Begin Provided data

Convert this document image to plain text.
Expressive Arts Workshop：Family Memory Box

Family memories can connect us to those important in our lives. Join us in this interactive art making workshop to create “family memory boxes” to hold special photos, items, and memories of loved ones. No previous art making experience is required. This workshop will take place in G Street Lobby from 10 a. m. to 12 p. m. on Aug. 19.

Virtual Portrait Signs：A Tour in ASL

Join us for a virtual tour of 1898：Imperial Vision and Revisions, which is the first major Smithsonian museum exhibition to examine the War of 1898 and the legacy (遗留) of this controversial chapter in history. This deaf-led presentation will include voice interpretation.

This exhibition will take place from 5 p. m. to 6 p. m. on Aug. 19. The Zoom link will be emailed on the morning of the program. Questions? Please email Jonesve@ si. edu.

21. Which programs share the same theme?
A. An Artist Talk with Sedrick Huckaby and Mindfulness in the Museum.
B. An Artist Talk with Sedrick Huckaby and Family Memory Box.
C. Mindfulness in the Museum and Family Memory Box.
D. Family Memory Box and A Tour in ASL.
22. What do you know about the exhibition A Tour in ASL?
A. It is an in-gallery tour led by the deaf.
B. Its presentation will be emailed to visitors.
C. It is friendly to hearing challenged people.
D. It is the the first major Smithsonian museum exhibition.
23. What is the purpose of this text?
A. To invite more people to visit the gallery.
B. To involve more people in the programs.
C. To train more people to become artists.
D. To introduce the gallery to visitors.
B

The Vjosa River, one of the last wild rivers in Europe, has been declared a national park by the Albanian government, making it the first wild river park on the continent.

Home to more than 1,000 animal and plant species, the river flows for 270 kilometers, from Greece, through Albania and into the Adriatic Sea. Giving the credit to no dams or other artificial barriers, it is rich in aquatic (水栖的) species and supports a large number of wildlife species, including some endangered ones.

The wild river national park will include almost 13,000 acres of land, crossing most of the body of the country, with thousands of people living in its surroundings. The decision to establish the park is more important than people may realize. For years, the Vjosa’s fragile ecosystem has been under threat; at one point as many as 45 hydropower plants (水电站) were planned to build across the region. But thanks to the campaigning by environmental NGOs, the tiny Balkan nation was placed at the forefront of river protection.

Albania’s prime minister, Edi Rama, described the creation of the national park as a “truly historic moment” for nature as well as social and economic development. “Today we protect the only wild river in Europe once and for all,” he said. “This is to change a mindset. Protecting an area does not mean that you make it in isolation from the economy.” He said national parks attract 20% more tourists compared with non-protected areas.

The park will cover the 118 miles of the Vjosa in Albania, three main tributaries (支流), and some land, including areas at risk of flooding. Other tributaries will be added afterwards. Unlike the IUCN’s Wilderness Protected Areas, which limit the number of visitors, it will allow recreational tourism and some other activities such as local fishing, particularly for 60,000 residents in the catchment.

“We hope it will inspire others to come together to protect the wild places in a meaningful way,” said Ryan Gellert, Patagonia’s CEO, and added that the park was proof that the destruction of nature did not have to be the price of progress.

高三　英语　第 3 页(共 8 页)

End Provided data

## What is asked
Give the listing again, word for word.

## Reply to the task
Convert this document image to plain text.
Expressive Arts Workshop：Family Memory Box

Family memories can connect us to those important in our lives. Join us in this interactive art making workshop to create “family memory boxes” to hold special photos, items, and memories of loved ones. No previous art making experience is required. This workshop will take place in G Street Lobby from 10 a. m. to 12 p. m. on Aug. 19.

Virtual Portrait Signs：A Tour in ASL

Join us for a virtual tour of 1898：Imperial Vision and Revisions, which is the first major Smithsonian museum exhibition to examine the War of 1898 and the legacy (遗留) of this controversial chapter in history. This deaf-led presentation will include voice interpretation.

This exhibition will take place from 5 p. m. to 6 p. m. on Aug. 19. The Zoom link will be emailed on the morning of the program. Questions? Please email Jonesve@ si. edu.

21. Which programs share the same theme?
A. An Artist Talk with Sedrick Huckaby and Mindfulness in the Museum.
B. An Artist Talk with Sedrick Huckaby and Family Memory Box.
C. Mindfulness in the Museum and Family Memory Box.
D. Family Memory Box and A Tour in ASL.
22. What do you know about the exhibition A Tour in ASL?
A. It is an in-gallery tour led by the deaf.
B. Its presentation will be emailed to visitors.
C. It is friendly to hearing challenged people.
D. It is the the first major Smithsonian museum exhibition.
23. What is the purpose of this text?
A. To invite more people to visit the gallery.
B. To involve more people in the programs.
C. To train more people to become artists.
D. To introduce the gallery to visitors.
B

The Vjosa River, one of the last wild rivers in Europe, has been declared a national park by the Albanian government, making it the first wild river park on the continent.

Home to more than 1,000 animal and plant species, the river flows for 270 kilometers, from Greece, through Albania and into the Adriatic Sea. Giving the credit to no dams or other artificial barriers, it is rich in aquatic (水栖的) species and supports a large number of wildlife species, including some endangered ones.

The wild river national park will include almost 13,000 acres of land, crossing most of the body of the country, with thousands of people living in its surroundings. The decision to establish the park is more important than people may realize. For years, the Vjosa’s fragile ecosystem has been under threat; at one point as many as 45 hydropower plants (水电站) were planned to build across the region. But thanks to the campaigning by environmental NGOs, the tiny Balkan nation was placed at the forefront of river protection.

Albania’s prime minister, Edi Rama, described the creation of the national park as a “truly historic moment” for nature as well as social and economic development. “Today we protect the only wild river in Europe once and for all,” he said. “This is to change a mindset. Protecting an area does not mean that you make it in isolation from the economy.” He said national parks attract 20% more tourists compared with non-protected areas.

The park will cover the 118 miles of the Vjosa in Albania, three main tributaries (支流), and some land, including areas at risk of flooding. Other tributaries will be added afterwards. Unlike the IUCN’s Wilderness Protected Areas, which limit the number of visitors, it will allow recreational tourism and some other activities such as local fishing, particularly for 60,000 residents in the catchment.

“We hope it will inspire others to come together to protect the wild places in a meaningful way,” said Ryan Gellert, Patagonia’s CEO, and added that the park was proof that the destruction of nature did not have to be the price of progress.

高三　英语　第 3 页(共 8 页)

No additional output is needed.